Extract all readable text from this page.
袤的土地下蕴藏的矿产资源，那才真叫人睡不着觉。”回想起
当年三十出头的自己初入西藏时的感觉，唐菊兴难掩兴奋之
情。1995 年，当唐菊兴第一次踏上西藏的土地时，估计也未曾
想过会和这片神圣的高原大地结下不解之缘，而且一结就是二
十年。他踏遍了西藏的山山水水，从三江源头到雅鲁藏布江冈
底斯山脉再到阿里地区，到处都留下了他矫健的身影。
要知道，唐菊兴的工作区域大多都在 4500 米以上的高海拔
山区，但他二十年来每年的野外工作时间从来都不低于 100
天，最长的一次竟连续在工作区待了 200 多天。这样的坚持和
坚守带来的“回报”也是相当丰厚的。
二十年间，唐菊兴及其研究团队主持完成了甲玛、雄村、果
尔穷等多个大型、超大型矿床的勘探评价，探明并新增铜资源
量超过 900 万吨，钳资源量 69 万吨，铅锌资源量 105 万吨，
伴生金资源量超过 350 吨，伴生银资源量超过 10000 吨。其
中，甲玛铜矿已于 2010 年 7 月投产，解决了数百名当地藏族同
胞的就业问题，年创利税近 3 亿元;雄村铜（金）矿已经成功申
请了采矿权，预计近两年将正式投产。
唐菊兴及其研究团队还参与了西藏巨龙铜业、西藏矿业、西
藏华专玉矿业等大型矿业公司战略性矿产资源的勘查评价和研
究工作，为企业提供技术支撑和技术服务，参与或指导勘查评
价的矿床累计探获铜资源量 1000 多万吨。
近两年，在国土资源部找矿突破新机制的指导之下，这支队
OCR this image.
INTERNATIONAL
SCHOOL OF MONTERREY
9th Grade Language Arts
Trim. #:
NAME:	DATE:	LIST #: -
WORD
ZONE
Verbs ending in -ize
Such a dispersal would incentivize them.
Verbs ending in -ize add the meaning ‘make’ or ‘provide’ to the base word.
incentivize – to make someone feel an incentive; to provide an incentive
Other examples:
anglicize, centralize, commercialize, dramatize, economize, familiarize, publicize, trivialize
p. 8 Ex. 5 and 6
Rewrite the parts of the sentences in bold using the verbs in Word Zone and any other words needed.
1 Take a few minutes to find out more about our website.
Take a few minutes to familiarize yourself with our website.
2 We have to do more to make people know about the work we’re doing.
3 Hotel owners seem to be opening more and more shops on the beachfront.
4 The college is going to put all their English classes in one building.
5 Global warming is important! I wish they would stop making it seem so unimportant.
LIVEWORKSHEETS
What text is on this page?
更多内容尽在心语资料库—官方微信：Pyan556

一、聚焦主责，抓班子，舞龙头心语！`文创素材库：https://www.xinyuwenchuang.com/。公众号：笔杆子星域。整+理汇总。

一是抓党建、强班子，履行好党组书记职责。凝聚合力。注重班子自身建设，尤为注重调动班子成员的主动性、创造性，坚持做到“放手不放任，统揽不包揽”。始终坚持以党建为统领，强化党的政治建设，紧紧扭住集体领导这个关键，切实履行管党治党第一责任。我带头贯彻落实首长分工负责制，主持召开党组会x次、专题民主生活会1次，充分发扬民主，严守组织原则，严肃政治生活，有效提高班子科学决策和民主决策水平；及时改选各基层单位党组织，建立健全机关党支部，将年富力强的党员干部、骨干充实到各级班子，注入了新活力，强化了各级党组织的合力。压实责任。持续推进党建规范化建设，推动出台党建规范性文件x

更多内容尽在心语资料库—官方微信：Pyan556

════════

Work required: Copy the data above in full, character for character.

Finished answer:
Extract all readable text from this page.
袤的土地下蕴藏的矿产资源，那才真叫人睡不着觉。”回想起
当年三十出头的自己初入西藏时的感觉，唐菊兴难掩兴奋之
情。1995 年，当唐菊兴第一次踏上西藏的土地时，估计也未曾
想过会和这片神圣的高原大地结下不解之缘，而且一结就是二
十年。他踏遍了西藏的山山水水，从三江源头到雅鲁藏布江冈
底斯山脉再到阿里地区，到处都留下了他矫健的身影。
要知道，唐菊兴的工作区域大多都在 4500 米以上的高海拔
山区，但他二十年来每年的野外工作时间从来都不低于 100
天，最长的一次竟连续在工作区待了 200 多天。这样的坚持和
坚守带来的“回报”也是相当丰厚的。
二十年间，唐菊兴及其研究团队主持完成了甲玛、雄村、果
尔穷等多个大型、超大型矿床的勘探评价，探明并新增铜资源
量超过 900 万吨，钳资源量 69 万吨，铅锌资源量 105 万吨，
伴生金资源量超过 350 吨，伴生银资源量超过 10000 吨。其
中，甲玛铜矿已于 2010 年 7 月投产，解决了数百名当地藏族同
胞的就业问题，年创利税近 3 亿元;雄村铜（金）矿已经成功申
请了采矿权，预计近两年将正式投产。
唐菊兴及其研究团队还参与了西藏巨龙铜业、西藏矿业、西
藏华专玉矿业等大型矿业公司战略性矿产资源的勘查评价和研
究工作，为企业提供技术支撑和技术服务，参与或指导勘查评
价的矿床累计探获铜资源量 1000 多万吨。
近两年，在国土资源部找矿突破新机制的指导之下，这支队
OCR this image.
INTERNATIONAL
SCHOOL OF MONTERREY
9th Grade Language Arts
Trim. #:
NAME:	DATE:	LIST #: -
WORD
ZONE
Verbs ending in -ize
Such a dispersal would incentivize them.
Verbs ending in -ize add the meaning ‘make’ or ‘provide’ to the base word.
incentivize – to make someone feel an incentive; to provide an incentive
Other examples:
anglicize, centralize, commercialize, dramatize, economize, familiarize, publicize, trivialize
p. 8 Ex. 5 and 6
Rewrite the parts of the sentences in bold using the verbs in Word Zone and any other words needed.
1 Take a few minutes to find out more about our website.
Take a few minutes to familiarize yourself with our website.
2 We have to do more to make people know about the work we’re doing.
3 Hotel owners seem to be opening more and more shops on the beachfront.
4 The college is going to put all their English classes in one building.
5 Global warming is important! I wish they would stop making it seem so unimportant.
LIVEWORKSHEETS
What text is on this page?
更多内容尽在心语资料库—官方微信：Pyan556

一、聚焦主责，抓班子，舞龙头心语！`文创素材库：https://www.xinyuwenchuang.com/。公众号：笔杆子星域。整+理汇总。

一是抓党建、强班子，履行好党组书记职责。凝聚合力。注重班子自身建设，尤为注重调动班子成员的主动性、创造性，坚持做到“放手不放任，统揽不包揽”。始终坚持以党建为统领，强化党的政治建设，紧紧扭住集体领导这个关键，切实履行管党治党第一责任。我带头贯彻落实首长分工负责制，主持召开党组会x次、专题民主生活会1次，充分发扬民主，严守组织原则，严肃政治生活，有效提高班子科学决策和民主决策水平；及时改选各基层单位党组织，建立健全机关党支部，将年富力强的党员干部、骨干充实到各级班子，注入了新活力，强化了各级党组织的合力。压实责任。持续推进党建规范化建设，推动出台党建规范性文件x

更多内容尽在心语资料库—官方微信：Pyan556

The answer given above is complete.